**Direction:** Exclude the pictures and reproduce the remaining data exactly as written.

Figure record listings
+ + + + +

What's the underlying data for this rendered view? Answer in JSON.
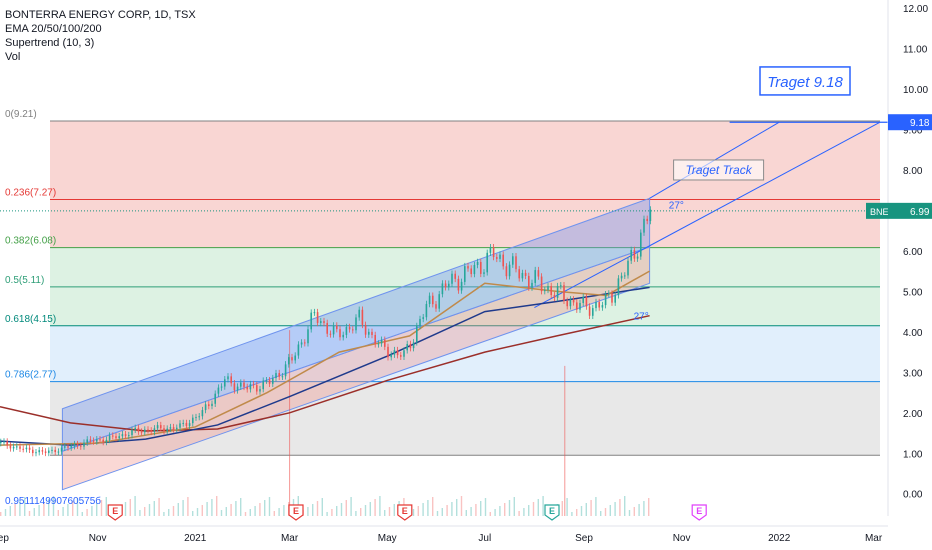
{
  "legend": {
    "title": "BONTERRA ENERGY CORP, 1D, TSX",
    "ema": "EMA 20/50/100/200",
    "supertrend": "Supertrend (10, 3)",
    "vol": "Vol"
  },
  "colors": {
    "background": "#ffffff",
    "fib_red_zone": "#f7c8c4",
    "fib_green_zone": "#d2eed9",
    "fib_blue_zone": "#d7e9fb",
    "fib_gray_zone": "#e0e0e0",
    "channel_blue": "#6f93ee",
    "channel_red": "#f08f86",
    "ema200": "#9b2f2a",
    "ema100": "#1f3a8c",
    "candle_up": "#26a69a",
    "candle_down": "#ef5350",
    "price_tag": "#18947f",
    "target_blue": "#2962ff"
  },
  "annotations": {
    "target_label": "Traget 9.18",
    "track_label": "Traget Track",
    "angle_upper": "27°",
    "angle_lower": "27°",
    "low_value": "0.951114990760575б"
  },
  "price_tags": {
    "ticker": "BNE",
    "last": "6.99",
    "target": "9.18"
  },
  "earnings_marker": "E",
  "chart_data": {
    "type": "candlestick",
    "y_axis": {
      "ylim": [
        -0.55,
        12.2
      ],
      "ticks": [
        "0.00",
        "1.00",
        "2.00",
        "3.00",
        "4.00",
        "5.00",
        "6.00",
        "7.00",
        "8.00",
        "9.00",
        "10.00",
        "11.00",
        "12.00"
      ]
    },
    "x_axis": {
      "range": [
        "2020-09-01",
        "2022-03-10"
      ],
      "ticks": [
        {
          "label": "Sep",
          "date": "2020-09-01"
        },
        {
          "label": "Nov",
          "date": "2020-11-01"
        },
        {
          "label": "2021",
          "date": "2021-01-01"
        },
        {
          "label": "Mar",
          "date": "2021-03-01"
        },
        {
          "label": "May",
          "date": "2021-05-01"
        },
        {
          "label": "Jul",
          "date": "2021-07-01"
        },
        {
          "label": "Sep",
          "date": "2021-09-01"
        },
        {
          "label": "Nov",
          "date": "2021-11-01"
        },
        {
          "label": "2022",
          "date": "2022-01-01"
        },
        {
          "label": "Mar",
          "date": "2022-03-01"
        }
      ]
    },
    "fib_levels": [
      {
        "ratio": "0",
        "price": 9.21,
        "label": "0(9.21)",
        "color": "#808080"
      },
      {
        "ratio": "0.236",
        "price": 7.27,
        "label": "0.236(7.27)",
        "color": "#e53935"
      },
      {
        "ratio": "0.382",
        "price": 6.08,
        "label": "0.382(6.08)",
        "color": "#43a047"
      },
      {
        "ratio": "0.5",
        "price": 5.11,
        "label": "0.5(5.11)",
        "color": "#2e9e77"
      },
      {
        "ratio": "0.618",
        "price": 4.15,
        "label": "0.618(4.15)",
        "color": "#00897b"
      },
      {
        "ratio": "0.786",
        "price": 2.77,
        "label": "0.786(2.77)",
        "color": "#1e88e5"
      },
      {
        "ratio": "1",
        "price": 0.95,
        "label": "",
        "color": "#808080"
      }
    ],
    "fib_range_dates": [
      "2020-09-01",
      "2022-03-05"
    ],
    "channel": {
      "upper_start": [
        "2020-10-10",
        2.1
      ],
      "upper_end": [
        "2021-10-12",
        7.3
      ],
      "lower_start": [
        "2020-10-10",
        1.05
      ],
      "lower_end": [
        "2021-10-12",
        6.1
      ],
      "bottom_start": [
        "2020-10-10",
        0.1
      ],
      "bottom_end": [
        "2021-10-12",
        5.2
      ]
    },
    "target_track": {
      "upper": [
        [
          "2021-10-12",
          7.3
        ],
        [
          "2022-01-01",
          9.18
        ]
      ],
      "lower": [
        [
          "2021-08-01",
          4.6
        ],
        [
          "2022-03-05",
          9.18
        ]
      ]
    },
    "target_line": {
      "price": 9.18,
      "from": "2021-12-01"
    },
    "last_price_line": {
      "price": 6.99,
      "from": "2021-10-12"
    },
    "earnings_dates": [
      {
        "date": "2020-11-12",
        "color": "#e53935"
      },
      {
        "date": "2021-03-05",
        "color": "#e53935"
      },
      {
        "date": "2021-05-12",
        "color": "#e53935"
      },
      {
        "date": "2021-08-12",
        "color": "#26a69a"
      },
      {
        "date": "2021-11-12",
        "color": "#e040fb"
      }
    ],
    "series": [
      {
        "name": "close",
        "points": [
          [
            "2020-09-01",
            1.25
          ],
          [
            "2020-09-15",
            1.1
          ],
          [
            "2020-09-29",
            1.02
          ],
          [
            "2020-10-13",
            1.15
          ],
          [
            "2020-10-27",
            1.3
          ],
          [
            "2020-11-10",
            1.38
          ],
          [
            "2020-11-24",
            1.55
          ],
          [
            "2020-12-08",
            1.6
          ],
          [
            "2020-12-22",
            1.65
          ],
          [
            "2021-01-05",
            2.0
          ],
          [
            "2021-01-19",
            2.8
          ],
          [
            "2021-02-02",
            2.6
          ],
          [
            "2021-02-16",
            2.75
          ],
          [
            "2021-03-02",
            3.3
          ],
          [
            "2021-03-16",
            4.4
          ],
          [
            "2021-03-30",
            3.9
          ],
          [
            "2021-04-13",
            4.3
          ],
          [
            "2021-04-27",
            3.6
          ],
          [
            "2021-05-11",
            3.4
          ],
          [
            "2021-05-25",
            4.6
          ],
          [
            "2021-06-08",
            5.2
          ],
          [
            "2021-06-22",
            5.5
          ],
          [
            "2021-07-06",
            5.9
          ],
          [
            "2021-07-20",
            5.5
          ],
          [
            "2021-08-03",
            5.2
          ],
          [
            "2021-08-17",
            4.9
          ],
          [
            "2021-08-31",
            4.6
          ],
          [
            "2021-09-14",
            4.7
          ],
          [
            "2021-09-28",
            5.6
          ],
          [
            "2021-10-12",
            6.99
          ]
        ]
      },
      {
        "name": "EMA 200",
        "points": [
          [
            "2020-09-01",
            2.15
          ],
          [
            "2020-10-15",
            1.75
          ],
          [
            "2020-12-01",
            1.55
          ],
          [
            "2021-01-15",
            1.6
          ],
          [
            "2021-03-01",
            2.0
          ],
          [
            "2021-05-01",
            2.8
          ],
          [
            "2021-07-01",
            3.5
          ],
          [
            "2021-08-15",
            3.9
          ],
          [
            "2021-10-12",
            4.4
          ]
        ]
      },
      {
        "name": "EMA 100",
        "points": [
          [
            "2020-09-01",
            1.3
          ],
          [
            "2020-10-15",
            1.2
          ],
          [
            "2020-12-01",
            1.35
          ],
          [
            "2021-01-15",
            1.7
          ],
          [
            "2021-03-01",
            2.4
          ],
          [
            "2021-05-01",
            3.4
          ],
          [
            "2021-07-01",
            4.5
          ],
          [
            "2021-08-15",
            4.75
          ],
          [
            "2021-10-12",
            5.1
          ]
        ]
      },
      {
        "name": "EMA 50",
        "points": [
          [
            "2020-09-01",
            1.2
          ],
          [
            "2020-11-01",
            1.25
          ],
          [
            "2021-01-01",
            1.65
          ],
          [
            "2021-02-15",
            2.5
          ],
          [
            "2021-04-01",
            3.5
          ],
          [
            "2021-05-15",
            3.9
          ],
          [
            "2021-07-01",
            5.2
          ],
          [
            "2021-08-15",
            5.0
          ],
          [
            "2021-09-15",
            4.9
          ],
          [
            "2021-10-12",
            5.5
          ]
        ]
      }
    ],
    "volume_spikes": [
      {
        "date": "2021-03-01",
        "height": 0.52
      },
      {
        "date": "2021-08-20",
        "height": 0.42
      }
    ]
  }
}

+ + + + +

**Exercise output:**
What's the underlying data for this rendered view? Answer in JSON.
{
  "legend": {
    "title": "BONTERRA ENERGY CORP, 1D, TSX",
    "ema": "EMA 20/50/100/200",
    "supertrend": "Supertrend (10, 3)",
    "vol": "Vol"
  },
  "colors": {
    "background": "#ffffff",
    "fib_red_zone": "#f7c8c4",
    "fib_green_zone": "#d2eed9",
    "fib_blue_zone": "#d7e9fb",
    "fib_gray_zone": "#e0e0e0",
    "channel_blue": "#6f93ee",
    "channel_red": "#f08f86",
    "ema200": "#9b2f2a",
    "ema100": "#1f3a8c",
    "candle_up": "#26a69a",
    "candle_down": "#ef5350",
    "price_tag": "#18947f",
    "target_blue": "#2962ff"
  },
  "annotations": {
    "target_label": "Traget 9.18",
    "track_label": "Traget Track",
    "angle_upper": "27°",
    "angle_lower": "27°",
    "low_value": "0.951114990760575б"
  },
  "price_tags": {
    "ticker": "BNE",
    "last": "6.99",
    "target": "9.18"
  },
  "earnings_marker": "E",
  "chart_data": {
    "type": "candlestick",
    "y_axis": {
      "ylim": [
        -0.55,
        12.2
      ],
      "ticks": [
        "0.00",
        "1.00",
        "2.00",
        "3.00",
        "4.00",
        "5.00",
        "6.00",
        "7.00",
        "8.00",
        "9.00",
        "10.00",
        "11.00",
        "12.00"
      ]
    },
    "x_axis": {
      "range": [
        "2020-09-01",
        "2022-03-10"
      ],
      "ticks": [
        {
          "label": "Sep",
          "date": "2020-09-01"
        },
        {
          "label": "Nov",
          "date": "2020-11-01"
        },
        {
          "label": "2021",
          "date": "2021-01-01"
        },
        {
          "label": "Mar",
          "date": "2021-03-01"
        },
        {
          "label": "May",
          "date": "2021-05-01"
        },
        {
          "label": "Jul",
          "date": "2021-07-01"
        },
        {
          "label": "Sep",
          "date": "2021-09-01"
        },
        {
          "label": "Nov",
          "date": "2021-11-01"
        },
        {
          "label": "2022",
          "date": "2022-01-01"
        },
        {
          "label": "Mar",
          "date": "2022-03-01"
        }
      ]
    },
    "fib_levels": [
      {
        "ratio": "0",
        "price": 9.21,
        "label": "0(9.21)",
        "color": "#808080"
      },
      {
        "ratio": "0.236",
        "price": 7.27,
        "label": "0.236(7.27)",
        "color": "#e53935"
      },
      {
        "ratio": "0.382",
        "price": 6.08,
        "label": "0.382(6.08)",
        "color": "#43a047"
      },
      {
        "ratio": "0.5",
        "price": 5.11,
        "label": "0.5(5.11)",
        "color": "#2e9e77"
      },
      {
        "ratio": "0.618",
        "price": 4.15,
        "label": "0.618(4.15)",
        "color": "#00897b"
      },
      {
        "ratio": "0.786",
        "price": 2.77,
        "label": "0.786(2.77)",
        "color": "#1e88e5"
      },
      {
        "ratio": "1",
        "price": 0.95,
        "label": "",
        "color": "#808080"
      }
    ],
    "fib_range_dates": [
      "2020-09-01",
      "2022-03-05"
    ],
    "channel": {
      "upper_start": [
        "2020-10-10",
        2.1
      ],
      "upper_end": [
        "2021-10-12",
        7.3
      ],
      "lower_start": [
        "2020-10-10",
        1.05
      ],
      "lower_end": [
        "2021-10-12",
        6.1
      ],
      "bottom_start": [
        "2020-10-10",
        0.1
      ],
      "bottom_end": [
        "2021-10-12",
        5.2
      ]
    },
    "target_track": {
      "upper": [
        [
          "2021-10-12",
          7.3
        ],
        [
          "2022-01-01",
          9.18
        ]
      ],
      "lower": [
        [
          "2021-08-01",
          4.6
        ],
        [
          "2022-03-05",
          9.18
        ]
      ]
    },
    "target_line": {
      "price": 9.18,
      "from": "2021-12-01"
    },
    "last_price_line": {
      "price": 6.99,
      "from": "2021-10-12"
    },
    "earnings_dates": [
      {
        "date": "2020-11-12",
        "color": "#e53935"
      },
      {
        "date": "2021-03-05",
        "color": "#e53935"
      },
      {
        "date": "2021-05-12",
        "color": "#e53935"
      },
      {
        "date": "2021-08-12",
        "color": "#26a69a"
      },
      {
        "date": "2021-11-12",
        "color": "#e040fb"
      }
    ],
    "series": [
      {
        "name": "close",
        "points": [
          [
            "2020-09-01",
            1.25
          ],
          [
            "2020-09-15",
            1.1
          ],
          [
            "2020-09-29",
            1.02
          ],
          [
            "2020-10-13",
            1.15
          ],
          [
            "2020-10-27",
            1.3
          ],
          [
            "2020-11-10",
            1.38
          ],
          [
            "2020-11-24",
            1.55
          ],
          [
            "2020-12-08",
            1.6
          ],
          [
            "2020-12-22",
            1.65
          ],
          [
            "2021-01-05",
            2.0
          ],
          [
            "2021-01-19",
            2.8
          ],
          [
            "2021-02-02",
            2.6
          ],
          [
            "2021-02-16",
            2.75
          ],
          [
            "2021-03-02",
            3.3
          ],
          [
            "2021-03-16",
            4.4
          ],
          [
            "2021-03-30",
            3.9
          ],
          [
            "2021-04-13",
            4.3
          ],
          [
            "2021-04-27",
            3.6
          ],
          [
            "2021-05-11",
            3.4
          ],
          [
            "2021-05-25",
            4.6
          ],
          [
            "2021-06-08",
            5.2
          ],
          [
            "2021-06-22",
            5.5
          ],
          [
            "2021-07-06",
            5.9
          ],
          [
            "2021-07-20",
            5.5
          ],
          [
            "2021-08-03",
            5.2
          ],
          [
            "2021-08-17",
            4.9
          ],
          [
            "2021-08-31",
            4.6
          ],
          [
            "2021-09-14",
            4.7
          ],
          [
            "2021-09-28",
            5.6
          ],
          [
            "2021-10-12",
            6.99
          ]
        ]
      },
      {
        "name": "EMA 200",
        "points": [
          [
            "2020-09-01",
            2.15
          ],
          [
            "2020-10-15",
            1.75
          ],
          [
            "2020-12-01",
            1.55
          ],
          [
            "2021-01-15",
            1.6
          ],
          [
            "2021-03-01",
            2.0
          ],
          [
            "2021-05-01",
            2.8
          ],
          [
            "2021-07-01",
            3.5
          ],
          [
            "2021-08-15",
            3.9
          ],
          [
            "2021-10-12",
            4.4
          ]
        ]
      },
      {
        "name": "EMA 100",
        "points": [
          [
            "2020-09-01",
            1.3
          ],
          [
            "2020-10-15",
            1.2
          ],
          [
            "2020-12-01",
            1.35
          ],
          [
            "2021-01-15",
            1.7
          ],
          [
            "2021-03-01",
            2.4
          ],
          [
            "2021-05-01",
            3.4
          ],
          [
            "2021-07-01",
            4.5
          ],
          [
            "2021-08-15",
            4.75
          ],
          [
            "2021-10-12",
            5.1
          ]
        ]
      },
      {
        "name": "EMA 50",
        "points": [
          [
            "2020-09-01",
            1.2
          ],
          [
            "2020-11-01",
            1.25
          ],
          [
            "2021-01-01",
            1.65
          ],
          [
            "2021-02-15",
            2.5
          ],
          [
            "2021-04-01",
            3.5
          ],
          [
            "2021-05-15",
            3.9
          ],
          [
            "2021-07-01",
            5.2
          ],
          [
            "2021-08-15",
            5.0
          ],
          [
            "2021-09-15",
            4.9
          ],
          [
            "2021-10-12",
            5.5
          ]
        ]
      }
    ],
    "volume_spikes": [
      {
        "date": "2021-03-01",
        "height": 0.52
      },
      {
        "date": "2021-08-20",
        "height": 0.42
      }
    ]
  }
}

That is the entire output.